# Written exercise
Restate the records that follow word for word; no pictures should appear.

Stored data:
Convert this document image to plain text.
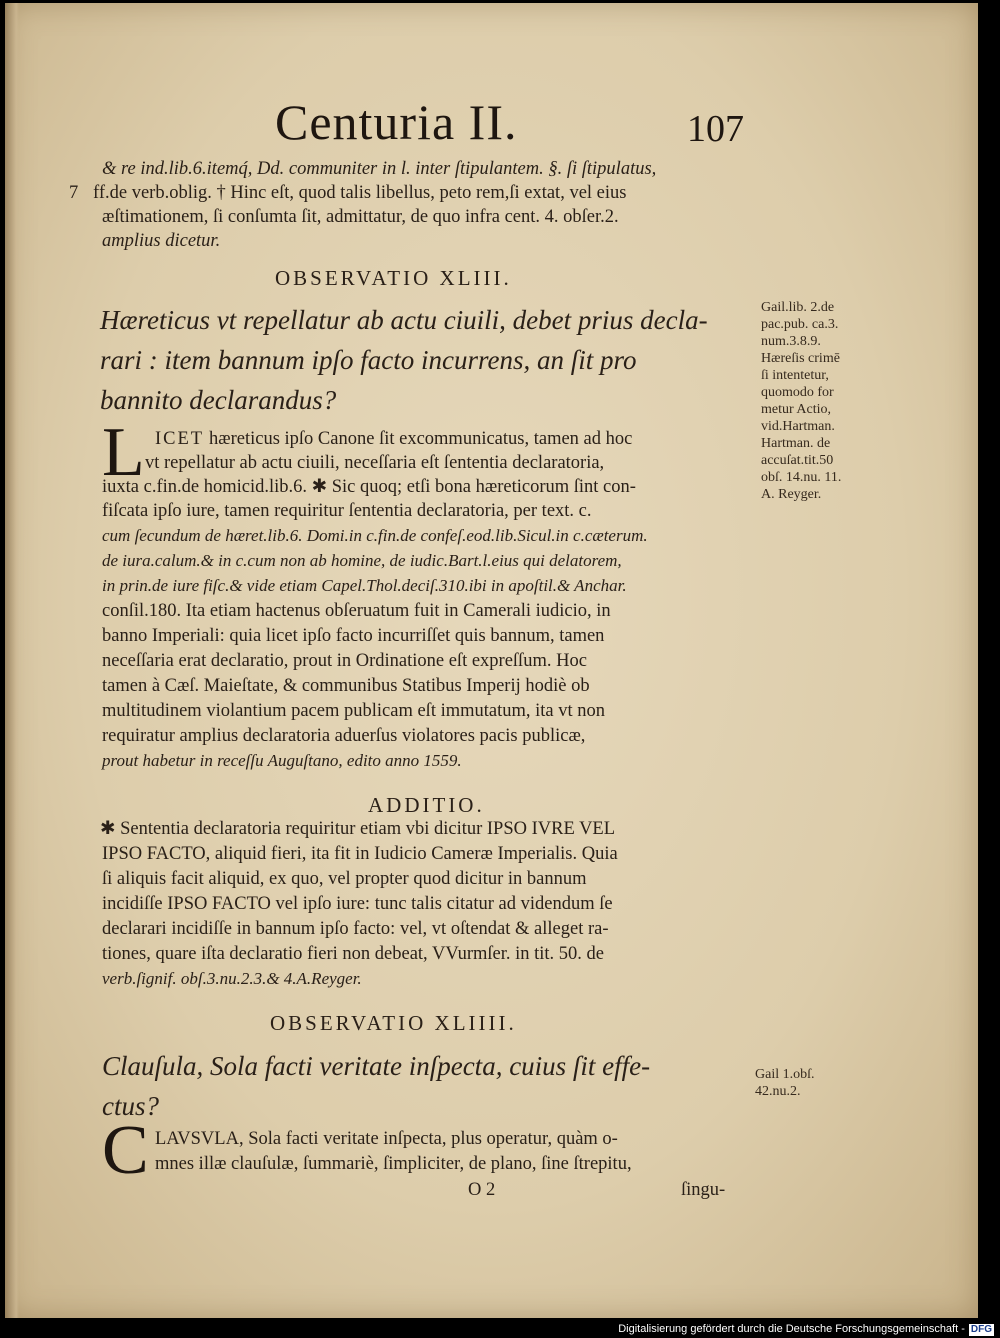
Centuria II.	107
& re ind.lib.6.itemq́, Dd. communiter in l. inter ſtipulantem. §. ſi ſtipulatus,
7 ff.de verb.oblig. † Hinc eſt, quod talis libellus, peto rem,ſi extat, vel eius
æſtimationem, ſi conſumta ſit, admittatur, de quo infra cent. 4. obſer.2.
amplius dicetur.
OBSERVATIO XLIII.
Hæreticus vt repellatur ab actu ciuili, debet prius decla-
rari : item bannum ipſo facto incurrens, an ſit pro
bannito declarandus?
L ICET hæreticus ipſo Canone ſit excommunicatus, tamen ad hoc
vt repellatur ab actu ciuili, neceſſaria eſt ſententia declaratoria,
iuxta c.fin.de homicid.lib.6. ✱ Sic quoq; etſi bona hæreticorum ſint con-
fiſcata ipſo iure, tamen requiritur ſententia declaratoria, per text. c.
cum ſecundum de hæret.lib.6. Domi.in c.fin.de confeſ.eod.lib.Sicul.in c.cæterum.
de iura.calum.& in c.cum non ab homine, de iudic.Bart.l.eius qui delatorem,
in prin.de iure fiſc.& vide etiam Capel.Thol.deciſ.310.ibi in apoſtil.& Anchar.
conſil.180. Ita etiam hactenus obſeruatum fuit in Camerali iudicio, in
banno Imperiali: quia licet ipſo facto incurriſſet quis bannum, tamen
neceſſaria erat declaratio, prout in Ordinatione eſt expreſſum. Hoc
tamen à Cæſ. Maieſtate, & communibus Statibus Imperij hodiè ob
multitudinem violantium pacem publicam eſt immutatum, ita vt non
requiratur amplius declaratoria aduerſus violatores pacis publicæ,
prout habetur in receſſu Auguſtano, edito anno 1559.
ADDITIO.
✱ Sententia declaratoria requiritur etiam vbi dicitur IPSO IVRE VEL
IPSO FACTO, aliquid fieri, ita fit in Iudicio Cameræ Imperialis. Quia
ſi aliquis facit aliquid, ex quo, vel propter quod dicitur in bannum
incidiſſe IPSO FACTO vel ipſo iure: tunc talis citatur ad videndum ſe
declarari incidiſſe in bannum ipſo facto: vel, vt oſtendat & alleget ra-
tiones, quare iſta declaratio fieri non debeat, VVurmſer. in tit. 50. de
verb.ſignif. obſ.3.nu.2.3.& 4.A.Reyger.
OBSERVATIO XLIIII.
Clauſula, Sola facti veritate inſpecta, cuius ſit effe-
ctus?
C LAVSVLA, Sola facti veritate inſpecta, plus operatur, quàm o-
mnes illæ clauſulæ, ſummariè, ſimpliciter, de plano, ſine ſtrepitu,
O 2	ſingu-
Gail.lib. 2.de
pac.pub. ca.3.
num.3.8.9.
Hæreſis crimē
ſi intentetur,
quomodo for
metur Actio,
vid.Hartman.
Hartman. de
accuſat.tit.50
obſ. 14.nu. 11.
A. Reyger.
Gail 1.obſ.
42.nu.2.
Digitalisierung gefördert durch die Deutsche Forschungsgemeinschaft - DFG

# Exercise result
Convert this document image to plain text.
Centuria II.	107
& re ind.lib.6.itemq́, Dd. communiter in l. inter ſtipulantem. §. ſi ſtipulatus,
7 ff.de verb.oblig. † Hinc eſt, quod talis libellus, peto rem,ſi extat, vel eius
æſtimationem, ſi conſumta ſit, admittatur, de quo infra cent. 4. obſer.2.
amplius dicetur.
OBSERVATIO XLIII.
Hæreticus vt repellatur ab actu ciuili, debet prius decla-
rari : item bannum ipſo facto incurrens, an ſit pro
bannito declarandus?
L ICET hæreticus ipſo Canone ſit excommunicatus, tamen ad hoc
vt repellatur ab actu ciuili, neceſſaria eſt ſententia declaratoria,
iuxta c.fin.de homicid.lib.6. ✱ Sic quoq; etſi bona hæreticorum ſint con-
fiſcata ipſo iure, tamen requiritur ſententia declaratoria, per text. c.
cum ſecundum de hæret.lib.6. Domi.in c.fin.de confeſ.eod.lib.Sicul.in c.cæterum.
de iura.calum.& in c.cum non ab homine, de iudic.Bart.l.eius qui delatorem,
in prin.de iure fiſc.& vide etiam Capel.Thol.deciſ.310.ibi in apoſtil.& Anchar.
conſil.180. Ita etiam hactenus obſeruatum fuit in Camerali iudicio, in
banno Imperiali: quia licet ipſo facto incurriſſet quis bannum, tamen
neceſſaria erat declaratio, prout in Ordinatione eſt expreſſum. Hoc
tamen à Cæſ. Maieſtate, & communibus Statibus Imperij hodiè ob
multitudinem violantium pacem publicam eſt immutatum, ita vt non
requiratur amplius declaratoria aduerſus violatores pacis publicæ,
prout habetur in receſſu Auguſtano, edito anno 1559.
ADDITIO.
✱ Sententia declaratoria requiritur etiam vbi dicitur IPSO IVRE VEL
IPSO FACTO, aliquid fieri, ita fit in Iudicio Cameræ Imperialis. Quia
ſi aliquis facit aliquid, ex quo, vel propter quod dicitur in bannum
incidiſſe IPSO FACTO vel ipſo iure: tunc talis citatur ad videndum ſe
declarari incidiſſe in bannum ipſo facto: vel, vt oſtendat & alleget ra-
tiones, quare iſta declaratio fieri non debeat, VVurmſer. in tit. 50. de
verb.ſignif. obſ.3.nu.2.3.& 4.A.Reyger.
OBSERVATIO XLIIII.
Clauſula, Sola facti veritate inſpecta, cuius ſit effe-
ctus?
C LAVSVLA, Sola facti veritate inſpecta, plus operatur, quàm o-
mnes illæ clauſulæ, ſummariè, ſimpliciter, de plano, ſine ſtrepitu,
O 2	ſingu-
Gail.lib. 2.de
pac.pub. ca.3.
num.3.8.9.
Hæreſis crimē
ſi intentetur,
quomodo for
metur Actio,
vid.Hartman.
Hartman. de
accuſat.tit.50
obſ. 14.nu. 11.
A. Reyger.
Gail 1.obſ.
42.nu.2.
Digitalisierung gefördert durch die Deutsche Forschungsgemeinschaft - DFG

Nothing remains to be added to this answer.